==== LISTED RECORDS

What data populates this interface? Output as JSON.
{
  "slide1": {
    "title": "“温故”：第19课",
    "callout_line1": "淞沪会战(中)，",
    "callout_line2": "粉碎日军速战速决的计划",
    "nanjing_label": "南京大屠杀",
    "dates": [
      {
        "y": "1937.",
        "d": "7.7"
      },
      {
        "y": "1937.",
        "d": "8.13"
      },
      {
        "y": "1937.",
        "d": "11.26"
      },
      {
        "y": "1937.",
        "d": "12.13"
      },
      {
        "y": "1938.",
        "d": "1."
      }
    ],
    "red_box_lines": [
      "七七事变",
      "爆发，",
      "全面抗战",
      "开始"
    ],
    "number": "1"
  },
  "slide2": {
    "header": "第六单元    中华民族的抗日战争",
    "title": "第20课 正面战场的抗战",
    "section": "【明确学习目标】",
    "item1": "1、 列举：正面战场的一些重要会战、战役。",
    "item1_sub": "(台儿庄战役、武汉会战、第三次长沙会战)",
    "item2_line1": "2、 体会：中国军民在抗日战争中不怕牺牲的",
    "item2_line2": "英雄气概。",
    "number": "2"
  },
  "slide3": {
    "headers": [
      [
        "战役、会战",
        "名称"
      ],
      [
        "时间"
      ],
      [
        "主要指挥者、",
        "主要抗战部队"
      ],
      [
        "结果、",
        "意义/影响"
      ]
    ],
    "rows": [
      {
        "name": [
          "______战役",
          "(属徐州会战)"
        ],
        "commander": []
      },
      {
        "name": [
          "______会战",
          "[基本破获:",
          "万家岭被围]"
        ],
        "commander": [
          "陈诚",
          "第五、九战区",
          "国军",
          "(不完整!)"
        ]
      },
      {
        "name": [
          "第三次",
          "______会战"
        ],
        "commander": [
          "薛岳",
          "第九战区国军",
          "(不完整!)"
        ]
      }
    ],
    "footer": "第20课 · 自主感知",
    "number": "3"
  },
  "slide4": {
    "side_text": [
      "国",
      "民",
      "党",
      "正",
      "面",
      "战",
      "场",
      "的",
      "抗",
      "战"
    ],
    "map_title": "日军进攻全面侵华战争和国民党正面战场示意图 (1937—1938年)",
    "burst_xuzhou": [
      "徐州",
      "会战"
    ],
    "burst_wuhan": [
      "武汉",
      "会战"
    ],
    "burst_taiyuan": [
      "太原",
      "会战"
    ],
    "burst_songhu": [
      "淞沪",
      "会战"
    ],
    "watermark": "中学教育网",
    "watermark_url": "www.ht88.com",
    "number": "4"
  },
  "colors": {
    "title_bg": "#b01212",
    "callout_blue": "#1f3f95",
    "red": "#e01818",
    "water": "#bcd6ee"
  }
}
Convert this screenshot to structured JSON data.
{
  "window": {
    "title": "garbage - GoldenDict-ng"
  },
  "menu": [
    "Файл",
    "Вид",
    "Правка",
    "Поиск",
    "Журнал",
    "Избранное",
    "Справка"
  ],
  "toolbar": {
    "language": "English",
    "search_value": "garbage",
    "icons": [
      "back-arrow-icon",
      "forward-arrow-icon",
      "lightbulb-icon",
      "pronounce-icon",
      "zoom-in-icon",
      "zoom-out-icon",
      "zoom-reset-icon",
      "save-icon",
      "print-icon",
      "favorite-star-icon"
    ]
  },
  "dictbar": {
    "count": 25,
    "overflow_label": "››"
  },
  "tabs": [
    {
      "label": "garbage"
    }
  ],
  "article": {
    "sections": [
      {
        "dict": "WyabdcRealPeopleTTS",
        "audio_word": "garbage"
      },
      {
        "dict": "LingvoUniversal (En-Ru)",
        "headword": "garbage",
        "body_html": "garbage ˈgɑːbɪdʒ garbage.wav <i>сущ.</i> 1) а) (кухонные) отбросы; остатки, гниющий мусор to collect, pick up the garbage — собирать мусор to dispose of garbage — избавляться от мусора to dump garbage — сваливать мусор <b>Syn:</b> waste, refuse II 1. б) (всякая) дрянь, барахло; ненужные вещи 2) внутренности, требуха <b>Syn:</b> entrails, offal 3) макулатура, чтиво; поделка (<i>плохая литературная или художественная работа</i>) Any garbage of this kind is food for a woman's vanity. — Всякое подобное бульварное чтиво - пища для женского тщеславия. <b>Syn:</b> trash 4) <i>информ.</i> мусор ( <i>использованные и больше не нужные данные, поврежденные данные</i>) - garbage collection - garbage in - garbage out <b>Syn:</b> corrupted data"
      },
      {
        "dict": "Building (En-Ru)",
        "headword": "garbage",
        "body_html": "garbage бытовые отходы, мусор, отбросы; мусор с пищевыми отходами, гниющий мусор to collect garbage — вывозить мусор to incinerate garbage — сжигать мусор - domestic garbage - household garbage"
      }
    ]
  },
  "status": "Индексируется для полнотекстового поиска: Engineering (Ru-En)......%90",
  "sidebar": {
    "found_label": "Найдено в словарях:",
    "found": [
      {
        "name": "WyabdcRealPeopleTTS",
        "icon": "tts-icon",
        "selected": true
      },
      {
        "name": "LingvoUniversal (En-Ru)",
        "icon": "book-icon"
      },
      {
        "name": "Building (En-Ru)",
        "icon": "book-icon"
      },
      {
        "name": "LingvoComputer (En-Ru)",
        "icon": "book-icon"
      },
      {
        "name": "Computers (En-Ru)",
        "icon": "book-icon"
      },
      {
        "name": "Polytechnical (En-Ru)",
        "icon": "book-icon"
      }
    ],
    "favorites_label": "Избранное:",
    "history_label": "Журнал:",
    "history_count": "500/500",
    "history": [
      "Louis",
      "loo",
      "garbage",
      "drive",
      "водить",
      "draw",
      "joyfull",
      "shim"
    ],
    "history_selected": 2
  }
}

========

## WRITTEN TASK
Pull out each record as written and restate it exactly.

## THE SOLUTION
What data populates this interface? Output as JSON.
{
  "slide1": {
    "title": "“温故”：第19课",
    "callout_line1": "淞沪会战(中)，",
    "callout_line2": "粉碎日军速战速决的计划",
    "nanjing_label": "南京大屠杀",
    "dates": [
      {
        "y": "1937.",
        "d": "7.7"
      },
      {
        "y": "1937.",
        "d": "8.13"
      },
      {
        "y": "1937.",
        "d": "11.26"
      },
      {
        "y": "1937.",
        "d": "12.13"
      },
      {
        "y": "1938.",
        "d": "1."
      }
    ],
    "red_box_lines": [
      "七七事变",
      "爆发，",
      "全面抗战",
      "开始"
    ],
    "number": "1"
  },
  "slide2": {
    "header": "第六单元    中华民族的抗日战争",
    "title": "第20课 正面战场的抗战",
    "section": "【明确学习目标】",
    "item1": "1、 列举：正面战场的一些重要会战、战役。",
    "item1_sub": "(台儿庄战役、武汉会战、第三次长沙会战)",
    "item2_line1": "2、 体会：中国军民在抗日战争中不怕牺牲的",
    "item2_line2": "英雄气概。",
    "number": "2"
  },
  "slide3": {
    "headers": [
      [
        "战役、会战",
        "名称"
      ],
      [
        "时间"
      ],
      [
        "主要指挥者、",
        "主要抗战部队"
      ],
      [
        "结果、",
        "意义/影响"
      ]
    ],
    "rows": [
      {
        "name": [
          "______战役",
          "(属徐州会战)"
        ],
        "commander": []
      },
      {
        "name": [
          "______会战",
          "[基本破获:",
          "万家岭被围]"
        ],
        "commander": [
          "陈诚",
          "第五、九战区",
          "国军",
          "(不完整!)"
        ]
      },
      {
        "name": [
          "第三次",
          "______会战"
        ],
        "commander": [
          "薛岳",
          "第九战区国军",
          "(不完整!)"
        ]
      }
    ],
    "footer": "第20课 · 自主感知",
    "number": "3"
  },
  "slide4": {
    "side_text": [
      "国",
      "民",
      "党",
      "正",
      "面",
      "战",
      "场",
      "的",
      "抗",
      "战"
    ],
    "map_title": "日军进攻全面侵华战争和国民党正面战场示意图 (1937—1938年)",
    "burst_xuzhou": [
      "徐州",
      "会战"
    ],
    "burst_wuhan": [
      "武汉",
      "会战"
    ],
    "burst_taiyuan": [
      "太原",
      "会战"
    ],
    "burst_songhu": [
      "淞沪",
      "会战"
    ],
    "watermark": "中学教育网",
    "watermark_url": "www.ht88.com",
    "number": "4"
  },
  "colors": {
    "title_bg": "#b01212",
    "callout_blue": "#1f3f95",
    "red": "#e01818",
    "water": "#bcd6ee"
  }
}
Convert this screenshot to structured JSON data.
{
  "window": {
    "title": "garbage - GoldenDict-ng"
  },
  "menu": [
    "Файл",
    "Вид",
    "Правка",
    "Поиск",
    "Журнал",
    "Избранное",
    "Справка"
  ],
  "toolbar": {
    "language": "English",
    "search_value": "garbage",
    "icons": [
      "back-arrow-icon",
      "forward-arrow-icon",
      "lightbulb-icon",
      "pronounce-icon",
      "zoom-in-icon",
      "zoom-out-icon",
      "zoom-reset-icon",
      "save-icon",
      "print-icon",
      "favorite-star-icon"
    ]
  },
  "dictbar": {
    "count": 25,
    "overflow_label": "››"
  },
  "tabs": [
    {
      "label": "garbage"
    }
  ],
  "article": {
    "sections": [
      {
        "dict": "WyabdcRealPeopleTTS",
        "audio_word": "garbage"
      },
      {
        "dict": "LingvoUniversal (En-Ru)",
        "headword": "garbage",
        "body_html": "garbage ˈgɑːbɪdʒ garbage.wav <i>сущ.</i> 1) а) (кухонные) отбросы; остатки, гниющий мусор to collect, pick up the garbage — собирать мусор to dispose of garbage — избавляться от мусора to dump garbage — сваливать мусор <b>Syn:</b> waste, refuse II 1. б) (всякая) дрянь, барахло; ненужные вещи 2) внутренности, требуха <b>Syn:</b> entrails, offal 3) макулатура, чтиво; поделка (<i>плохая литературная или художественная работа</i>) Any garbage of this kind is food for a woman's vanity. — Всякое подобное бульварное чтиво - пища для женского тщеславия. <b>Syn:</b> trash 4) <i>информ.</i> мусор ( <i>использованные и больше не нужные данные, поврежденные данные</i>) - garbage collection - garbage in - garbage out <b>Syn:</b> corrupted data"
      },
      {
        "dict": "Building (En-Ru)",
        "headword": "garbage",
        "body_html": "garbage бытовые отходы, мусор, отбросы; мусор с пищевыми отходами, гниющий мусор to collect garbage — вывозить мусор to incinerate garbage — сжигать мусор - domestic garbage - household garbage"
      }
    ]
  },
  "status": "Индексируется для полнотекстового поиска: Engineering (Ru-En)......%90",
  "sidebar": {
    "found_label": "Найдено в словарях:",
    "found": [
      {
        "name": "WyabdcRealPeopleTTS",
        "icon": "tts-icon",
        "selected": true
      },
      {
        "name": "LingvoUniversal (En-Ru)",
        "icon": "book-icon"
      },
      {
        "name": "Building (En-Ru)",
        "icon": "book-icon"
      },
      {
        "name": "LingvoComputer (En-Ru)",
        "icon": "book-icon"
      },
      {
        "name": "Computers (En-Ru)",
        "icon": "book-icon"
      },
      {
        "name": "Polytechnical (En-Ru)",
        "icon": "book-icon"
      }
    ],
    "favorites_label": "Избранное:",
    "history_label": "Журнал:",
    "history_count": "500/500",
    "history": [
      "Louis",
      "loo",
      "garbage",
      "drive",
      "водить",
      "draw",
      "joyfull",
      "shim"
    ],
    "history_selected": 2
  }
}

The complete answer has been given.